───── Record extracts ─────

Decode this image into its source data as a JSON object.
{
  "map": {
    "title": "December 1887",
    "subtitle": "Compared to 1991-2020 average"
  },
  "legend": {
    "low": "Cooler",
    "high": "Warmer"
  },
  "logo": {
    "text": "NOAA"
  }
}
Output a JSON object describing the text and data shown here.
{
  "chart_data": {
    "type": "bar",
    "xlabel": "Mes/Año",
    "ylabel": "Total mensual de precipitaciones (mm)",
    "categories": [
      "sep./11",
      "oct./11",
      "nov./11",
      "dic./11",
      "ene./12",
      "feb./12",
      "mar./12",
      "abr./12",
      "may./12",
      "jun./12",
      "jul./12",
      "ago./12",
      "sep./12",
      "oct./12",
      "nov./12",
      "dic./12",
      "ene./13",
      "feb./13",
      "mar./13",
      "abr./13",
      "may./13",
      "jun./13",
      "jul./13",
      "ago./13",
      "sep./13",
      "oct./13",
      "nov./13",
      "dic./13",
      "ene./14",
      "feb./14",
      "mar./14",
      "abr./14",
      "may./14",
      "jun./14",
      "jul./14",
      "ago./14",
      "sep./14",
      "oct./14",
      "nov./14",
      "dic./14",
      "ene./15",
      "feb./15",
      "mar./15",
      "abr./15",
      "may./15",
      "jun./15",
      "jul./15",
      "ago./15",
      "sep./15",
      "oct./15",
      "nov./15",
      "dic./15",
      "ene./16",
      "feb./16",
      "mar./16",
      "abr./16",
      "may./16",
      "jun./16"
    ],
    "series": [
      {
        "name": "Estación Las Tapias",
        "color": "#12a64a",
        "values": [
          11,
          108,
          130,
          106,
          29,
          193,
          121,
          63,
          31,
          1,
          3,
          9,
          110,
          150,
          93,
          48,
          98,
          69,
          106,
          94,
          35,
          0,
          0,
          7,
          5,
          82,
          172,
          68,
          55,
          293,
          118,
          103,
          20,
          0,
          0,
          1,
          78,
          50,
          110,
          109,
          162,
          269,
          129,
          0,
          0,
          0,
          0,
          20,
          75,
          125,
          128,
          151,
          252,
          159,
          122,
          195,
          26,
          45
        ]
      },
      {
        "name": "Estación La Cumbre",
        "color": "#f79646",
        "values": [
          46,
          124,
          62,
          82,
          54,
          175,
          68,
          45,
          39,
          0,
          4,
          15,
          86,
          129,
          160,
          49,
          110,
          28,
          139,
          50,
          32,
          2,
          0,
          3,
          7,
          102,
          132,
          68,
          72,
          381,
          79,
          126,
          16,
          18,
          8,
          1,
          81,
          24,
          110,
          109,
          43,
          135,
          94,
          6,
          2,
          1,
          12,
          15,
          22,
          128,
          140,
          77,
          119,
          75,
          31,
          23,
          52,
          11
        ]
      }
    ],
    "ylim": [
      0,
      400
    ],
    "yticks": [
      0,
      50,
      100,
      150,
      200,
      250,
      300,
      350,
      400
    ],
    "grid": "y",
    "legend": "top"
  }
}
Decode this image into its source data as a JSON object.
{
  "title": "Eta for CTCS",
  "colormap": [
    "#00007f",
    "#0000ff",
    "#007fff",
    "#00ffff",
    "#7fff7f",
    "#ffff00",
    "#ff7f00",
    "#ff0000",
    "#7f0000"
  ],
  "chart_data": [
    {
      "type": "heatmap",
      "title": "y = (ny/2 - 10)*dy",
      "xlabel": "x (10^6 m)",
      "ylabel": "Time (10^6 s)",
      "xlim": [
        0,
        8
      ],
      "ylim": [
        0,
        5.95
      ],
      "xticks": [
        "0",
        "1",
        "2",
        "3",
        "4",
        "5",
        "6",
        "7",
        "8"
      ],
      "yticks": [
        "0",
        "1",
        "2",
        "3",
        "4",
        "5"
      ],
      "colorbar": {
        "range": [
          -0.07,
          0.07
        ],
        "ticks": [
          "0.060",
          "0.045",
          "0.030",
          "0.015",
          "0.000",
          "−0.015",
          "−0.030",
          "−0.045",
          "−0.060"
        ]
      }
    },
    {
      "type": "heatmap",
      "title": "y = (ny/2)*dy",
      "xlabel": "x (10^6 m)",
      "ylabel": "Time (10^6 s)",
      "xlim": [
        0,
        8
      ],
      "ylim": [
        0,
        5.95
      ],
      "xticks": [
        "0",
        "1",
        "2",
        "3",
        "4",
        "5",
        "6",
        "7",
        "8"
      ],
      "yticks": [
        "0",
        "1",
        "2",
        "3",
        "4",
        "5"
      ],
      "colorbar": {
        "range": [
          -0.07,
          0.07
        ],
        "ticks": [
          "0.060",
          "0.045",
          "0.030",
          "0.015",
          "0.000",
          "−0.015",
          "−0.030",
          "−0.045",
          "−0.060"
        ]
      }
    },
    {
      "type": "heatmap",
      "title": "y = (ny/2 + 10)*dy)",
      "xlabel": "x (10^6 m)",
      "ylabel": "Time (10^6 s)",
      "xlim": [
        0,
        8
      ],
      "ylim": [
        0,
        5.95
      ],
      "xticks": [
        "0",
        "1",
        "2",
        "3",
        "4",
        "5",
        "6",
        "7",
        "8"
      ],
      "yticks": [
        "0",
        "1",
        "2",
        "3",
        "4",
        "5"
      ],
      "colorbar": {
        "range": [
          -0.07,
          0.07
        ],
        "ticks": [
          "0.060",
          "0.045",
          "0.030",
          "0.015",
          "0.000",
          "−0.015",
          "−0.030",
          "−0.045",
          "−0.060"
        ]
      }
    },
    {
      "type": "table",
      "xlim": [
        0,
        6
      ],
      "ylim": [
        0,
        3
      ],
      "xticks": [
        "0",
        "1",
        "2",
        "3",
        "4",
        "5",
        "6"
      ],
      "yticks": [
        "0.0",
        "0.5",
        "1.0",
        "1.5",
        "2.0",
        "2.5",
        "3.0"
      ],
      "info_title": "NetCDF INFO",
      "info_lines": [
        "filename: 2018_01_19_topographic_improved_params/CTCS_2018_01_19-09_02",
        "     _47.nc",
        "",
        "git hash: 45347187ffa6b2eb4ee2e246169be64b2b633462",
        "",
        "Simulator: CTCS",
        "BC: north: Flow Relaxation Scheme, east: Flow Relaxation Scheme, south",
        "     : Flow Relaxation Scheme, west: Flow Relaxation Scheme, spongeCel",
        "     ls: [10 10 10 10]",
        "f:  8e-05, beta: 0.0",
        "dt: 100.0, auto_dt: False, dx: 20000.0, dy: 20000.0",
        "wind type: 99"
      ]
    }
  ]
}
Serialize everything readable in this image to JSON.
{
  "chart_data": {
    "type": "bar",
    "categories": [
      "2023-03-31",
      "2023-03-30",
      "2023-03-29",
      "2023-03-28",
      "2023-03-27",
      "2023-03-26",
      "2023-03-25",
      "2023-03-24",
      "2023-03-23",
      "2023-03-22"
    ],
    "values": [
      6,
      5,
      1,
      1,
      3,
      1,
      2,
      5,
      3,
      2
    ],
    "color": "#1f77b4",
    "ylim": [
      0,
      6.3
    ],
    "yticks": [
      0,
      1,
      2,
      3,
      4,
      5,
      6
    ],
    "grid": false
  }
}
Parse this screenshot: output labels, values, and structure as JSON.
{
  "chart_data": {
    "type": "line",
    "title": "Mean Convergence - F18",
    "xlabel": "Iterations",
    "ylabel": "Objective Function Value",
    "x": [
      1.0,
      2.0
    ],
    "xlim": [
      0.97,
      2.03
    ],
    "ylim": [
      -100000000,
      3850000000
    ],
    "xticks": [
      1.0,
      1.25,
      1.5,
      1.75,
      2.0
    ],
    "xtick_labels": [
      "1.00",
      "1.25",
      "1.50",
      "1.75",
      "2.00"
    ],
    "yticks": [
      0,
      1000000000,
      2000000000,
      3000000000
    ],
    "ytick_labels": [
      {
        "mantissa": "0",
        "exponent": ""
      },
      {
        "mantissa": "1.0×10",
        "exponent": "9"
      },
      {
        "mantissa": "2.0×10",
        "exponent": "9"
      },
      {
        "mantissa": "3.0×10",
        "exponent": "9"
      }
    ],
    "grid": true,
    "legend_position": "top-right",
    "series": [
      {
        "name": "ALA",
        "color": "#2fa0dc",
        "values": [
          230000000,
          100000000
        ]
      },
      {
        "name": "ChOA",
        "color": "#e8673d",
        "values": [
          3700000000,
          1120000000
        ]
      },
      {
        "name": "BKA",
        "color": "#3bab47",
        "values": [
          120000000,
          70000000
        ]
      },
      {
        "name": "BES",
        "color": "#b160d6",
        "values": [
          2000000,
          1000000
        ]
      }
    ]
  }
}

─────

**Work required:**
Tally how many lines in the material above hold the word "Scheme". Write only that number.

**Result of this exercise:**
2